Your objective:
Count how many lines have the word "user" in them. Reply with that number by itself.

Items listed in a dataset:
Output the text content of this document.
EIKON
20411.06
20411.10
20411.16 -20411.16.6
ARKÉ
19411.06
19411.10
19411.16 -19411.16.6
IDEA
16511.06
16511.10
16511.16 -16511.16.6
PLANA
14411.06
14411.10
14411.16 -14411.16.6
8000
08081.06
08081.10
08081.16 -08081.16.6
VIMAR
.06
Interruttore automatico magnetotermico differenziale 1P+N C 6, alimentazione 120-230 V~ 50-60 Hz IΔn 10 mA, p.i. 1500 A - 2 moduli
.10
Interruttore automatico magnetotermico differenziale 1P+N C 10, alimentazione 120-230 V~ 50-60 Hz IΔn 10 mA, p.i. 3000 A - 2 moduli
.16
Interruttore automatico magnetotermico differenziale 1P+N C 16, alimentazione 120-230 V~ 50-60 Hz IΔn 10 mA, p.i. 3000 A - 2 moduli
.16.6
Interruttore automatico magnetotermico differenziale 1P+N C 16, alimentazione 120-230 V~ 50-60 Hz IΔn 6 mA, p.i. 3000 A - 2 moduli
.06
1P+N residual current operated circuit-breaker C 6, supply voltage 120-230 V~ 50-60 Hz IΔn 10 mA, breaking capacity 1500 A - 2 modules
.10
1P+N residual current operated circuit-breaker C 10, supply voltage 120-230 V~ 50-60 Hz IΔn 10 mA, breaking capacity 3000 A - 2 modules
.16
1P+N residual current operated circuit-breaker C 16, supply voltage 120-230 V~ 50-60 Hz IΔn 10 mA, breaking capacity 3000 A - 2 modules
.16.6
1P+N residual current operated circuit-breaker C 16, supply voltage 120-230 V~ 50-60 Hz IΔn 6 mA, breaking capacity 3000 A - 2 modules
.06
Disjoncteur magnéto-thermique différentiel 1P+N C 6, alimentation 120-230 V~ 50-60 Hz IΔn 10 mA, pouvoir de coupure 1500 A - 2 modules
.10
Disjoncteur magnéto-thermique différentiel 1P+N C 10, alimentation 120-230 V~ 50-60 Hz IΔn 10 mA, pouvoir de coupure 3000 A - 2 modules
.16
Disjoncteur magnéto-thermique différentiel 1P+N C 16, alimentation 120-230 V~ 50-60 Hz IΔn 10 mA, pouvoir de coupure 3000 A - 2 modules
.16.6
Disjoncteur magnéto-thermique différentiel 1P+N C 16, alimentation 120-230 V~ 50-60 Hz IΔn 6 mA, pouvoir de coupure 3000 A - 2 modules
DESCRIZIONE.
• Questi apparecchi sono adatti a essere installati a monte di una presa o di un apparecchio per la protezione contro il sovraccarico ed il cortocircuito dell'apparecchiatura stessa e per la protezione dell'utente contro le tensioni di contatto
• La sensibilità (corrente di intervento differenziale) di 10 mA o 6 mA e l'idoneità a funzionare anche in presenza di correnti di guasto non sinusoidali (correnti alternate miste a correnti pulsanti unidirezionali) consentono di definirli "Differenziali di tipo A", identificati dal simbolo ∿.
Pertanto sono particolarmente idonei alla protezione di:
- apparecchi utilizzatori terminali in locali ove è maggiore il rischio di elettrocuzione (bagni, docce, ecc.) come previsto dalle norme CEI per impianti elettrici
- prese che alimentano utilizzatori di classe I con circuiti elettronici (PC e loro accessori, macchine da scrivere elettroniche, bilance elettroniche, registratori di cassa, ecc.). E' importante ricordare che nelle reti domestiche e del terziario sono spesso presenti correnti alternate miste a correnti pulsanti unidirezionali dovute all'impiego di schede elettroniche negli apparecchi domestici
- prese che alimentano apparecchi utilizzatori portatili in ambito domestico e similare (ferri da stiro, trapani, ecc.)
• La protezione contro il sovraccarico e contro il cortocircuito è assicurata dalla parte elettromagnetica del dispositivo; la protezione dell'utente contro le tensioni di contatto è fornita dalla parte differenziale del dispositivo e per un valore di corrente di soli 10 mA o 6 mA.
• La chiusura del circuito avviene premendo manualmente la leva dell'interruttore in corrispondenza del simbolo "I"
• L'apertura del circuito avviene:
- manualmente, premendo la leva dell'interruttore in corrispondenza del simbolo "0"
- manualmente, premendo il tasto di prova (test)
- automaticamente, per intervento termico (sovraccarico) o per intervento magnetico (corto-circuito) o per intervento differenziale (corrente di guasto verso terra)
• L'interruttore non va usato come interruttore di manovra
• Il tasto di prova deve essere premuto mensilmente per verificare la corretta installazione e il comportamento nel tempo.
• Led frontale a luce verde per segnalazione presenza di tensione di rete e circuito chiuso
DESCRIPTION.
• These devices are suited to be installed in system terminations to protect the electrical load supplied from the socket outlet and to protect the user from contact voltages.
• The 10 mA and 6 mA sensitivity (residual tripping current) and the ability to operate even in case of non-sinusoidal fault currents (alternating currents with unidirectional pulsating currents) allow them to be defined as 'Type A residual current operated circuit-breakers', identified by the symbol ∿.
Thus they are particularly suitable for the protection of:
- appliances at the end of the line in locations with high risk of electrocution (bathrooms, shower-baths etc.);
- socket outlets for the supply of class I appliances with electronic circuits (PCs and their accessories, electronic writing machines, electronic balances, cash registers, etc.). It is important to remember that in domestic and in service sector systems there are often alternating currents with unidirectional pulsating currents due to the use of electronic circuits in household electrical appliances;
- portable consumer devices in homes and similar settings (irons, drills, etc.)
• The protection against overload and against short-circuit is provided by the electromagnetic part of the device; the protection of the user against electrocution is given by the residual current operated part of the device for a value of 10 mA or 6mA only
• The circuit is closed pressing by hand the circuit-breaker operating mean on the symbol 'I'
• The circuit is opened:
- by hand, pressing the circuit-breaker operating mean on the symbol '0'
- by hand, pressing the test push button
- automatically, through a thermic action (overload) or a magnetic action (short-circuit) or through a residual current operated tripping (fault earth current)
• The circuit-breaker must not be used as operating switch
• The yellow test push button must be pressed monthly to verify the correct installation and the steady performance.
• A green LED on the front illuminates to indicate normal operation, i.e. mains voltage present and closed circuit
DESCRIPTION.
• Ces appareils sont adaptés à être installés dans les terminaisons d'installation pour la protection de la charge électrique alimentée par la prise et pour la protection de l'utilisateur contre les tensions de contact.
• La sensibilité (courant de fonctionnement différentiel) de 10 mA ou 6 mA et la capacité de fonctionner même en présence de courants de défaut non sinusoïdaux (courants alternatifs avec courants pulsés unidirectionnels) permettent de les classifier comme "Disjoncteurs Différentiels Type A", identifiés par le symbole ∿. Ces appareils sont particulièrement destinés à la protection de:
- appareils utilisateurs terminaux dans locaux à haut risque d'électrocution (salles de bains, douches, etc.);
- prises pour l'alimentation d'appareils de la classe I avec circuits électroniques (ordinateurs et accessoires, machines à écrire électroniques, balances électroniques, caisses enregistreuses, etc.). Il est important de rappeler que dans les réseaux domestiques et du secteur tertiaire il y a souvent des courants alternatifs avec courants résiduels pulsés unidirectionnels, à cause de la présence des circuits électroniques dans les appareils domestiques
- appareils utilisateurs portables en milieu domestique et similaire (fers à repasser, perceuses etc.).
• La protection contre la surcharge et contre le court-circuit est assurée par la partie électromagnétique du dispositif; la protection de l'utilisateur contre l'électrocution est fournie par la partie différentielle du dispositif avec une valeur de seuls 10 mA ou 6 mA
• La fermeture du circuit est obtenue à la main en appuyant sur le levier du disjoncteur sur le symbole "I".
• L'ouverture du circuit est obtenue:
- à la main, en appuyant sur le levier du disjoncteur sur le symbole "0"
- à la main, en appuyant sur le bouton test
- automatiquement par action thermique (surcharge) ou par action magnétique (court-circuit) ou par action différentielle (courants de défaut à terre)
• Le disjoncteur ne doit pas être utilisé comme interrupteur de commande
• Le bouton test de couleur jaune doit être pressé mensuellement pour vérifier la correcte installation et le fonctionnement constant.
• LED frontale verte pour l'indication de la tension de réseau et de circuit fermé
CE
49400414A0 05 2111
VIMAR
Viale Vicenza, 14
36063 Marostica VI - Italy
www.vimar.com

Answer to the exercise:
2